SUPPLIED INFORMATION:
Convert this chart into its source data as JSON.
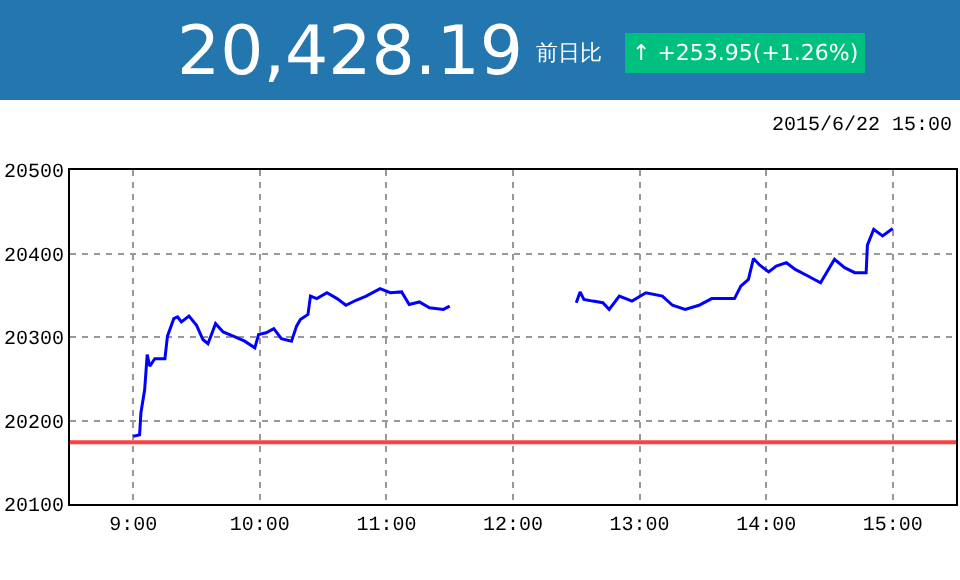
{
  "chart_data": {
    "type": "line",
    "title": "20,428.19",
    "annotations": [
      "前日比",
      "↑ +253.95(+1.26%)",
      "2015/6/22 15:00"
    ],
    "x": [
      9.0,
      9.05,
      9.06,
      9.09,
      9.11,
      9.13,
      9.17,
      9.25,
      9.27,
      9.32,
      9.35,
      9.38,
      9.44,
      9.5,
      9.55,
      9.59,
      9.65,
      9.71,
      9.79,
      9.88,
      9.96,
      9.99,
      10.05,
      10.11,
      10.17,
      10.25,
      10.29,
      10.32,
      10.38,
      10.4,
      10.45,
      10.53,
      10.61,
      10.68,
      10.76,
      10.84,
      10.95,
      11.03,
      11.12,
      11.18,
      11.26,
      11.34,
      11.45,
      11.5,
      12.0,
      12.5,
      12.53,
      12.56,
      12.63,
      12.71,
      12.76,
      12.84,
      12.94,
      13.05,
      13.18,
      13.26,
      13.36,
      13.47,
      13.57,
      13.75,
      13.8,
      13.86,
      13.9,
      13.95,
      14.02,
      14.08,
      14.16,
      14.23,
      14.33,
      14.43,
      14.54,
      14.62,
      14.7,
      14.79,
      14.8,
      14.85,
      14.92,
      15.0
    ],
    "series": [
      {
        "color": "#0000ff",
        "values": [
          20181,
          20183,
          20209,
          20237,
          20279,
          20265,
          20274,
          20274,
          20301,
          20322,
          20324,
          20318,
          20325,
          20314,
          20297,
          20292,
          20316,
          20306,
          20301,
          20295,
          20287,
          20303,
          20305,
          20310,
          20298,
          20295,
          20313,
          20321,
          20327,
          20349,
          20346,
          20353,
          20346,
          20338,
          20344,
          20349,
          20358,
          20353,
          20354,
          20339,
          20342,
          20335,
          20333,
          20337,
          null,
          20341,
          20354,
          20345,
          20343,
          20341,
          20333,
          20349,
          20343,
          20353,
          20349,
          20338,
          20333,
          20338,
          20346,
          20346,
          20361,
          20369,
          20394,
          20386,
          20378,
          20385,
          20389,
          20381,
          20373,
          20365,
          20393,
          20383,
          20377,
          20377,
          20410,
          20429,
          20421,
          20430
        ]
      }
    ],
    "xlim": [
      8.5,
      15.5
    ],
    "xticks": [
      {
        "value": 9,
        "label": "9:00"
      },
      {
        "value": 10,
        "label": "10:00"
      },
      {
        "value": 11,
        "label": "11:00"
      },
      {
        "value": 12,
        "label": "12:00"
      },
      {
        "value": 13,
        "label": "13:00"
      },
      {
        "value": 14,
        "label": "14:00"
      },
      {
        "value": 15,
        "label": "15:00"
      }
    ],
    "ylim": [
      20100,
      20500
    ],
    "yticks": [
      20100,
      20200,
      20300,
      20400,
      20500
    ],
    "grid": true,
    "line_style": "solid",
    "ref_lines": [
      {
        "axis": "y",
        "value": 20174,
        "color": "#ff4040"
      }
    ]
  }
}
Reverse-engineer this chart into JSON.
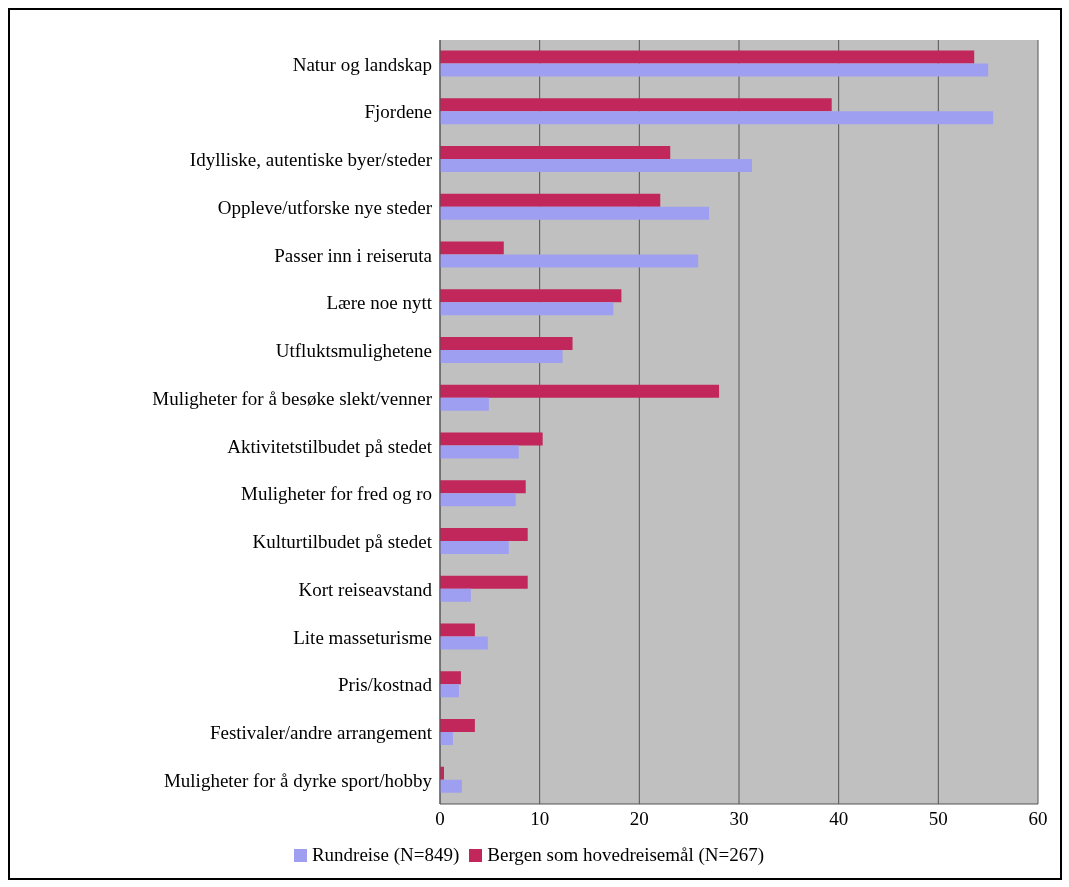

REQUEST: Pull out every line above that holds the word "label".

ANSWER IN FULL:
        "label": "9:00"
        "label": "10:00"
        "label": "11:00"
        "label": "12:00"
        "label": "13:00"
        "label": "14:00"
        "label": "15:00"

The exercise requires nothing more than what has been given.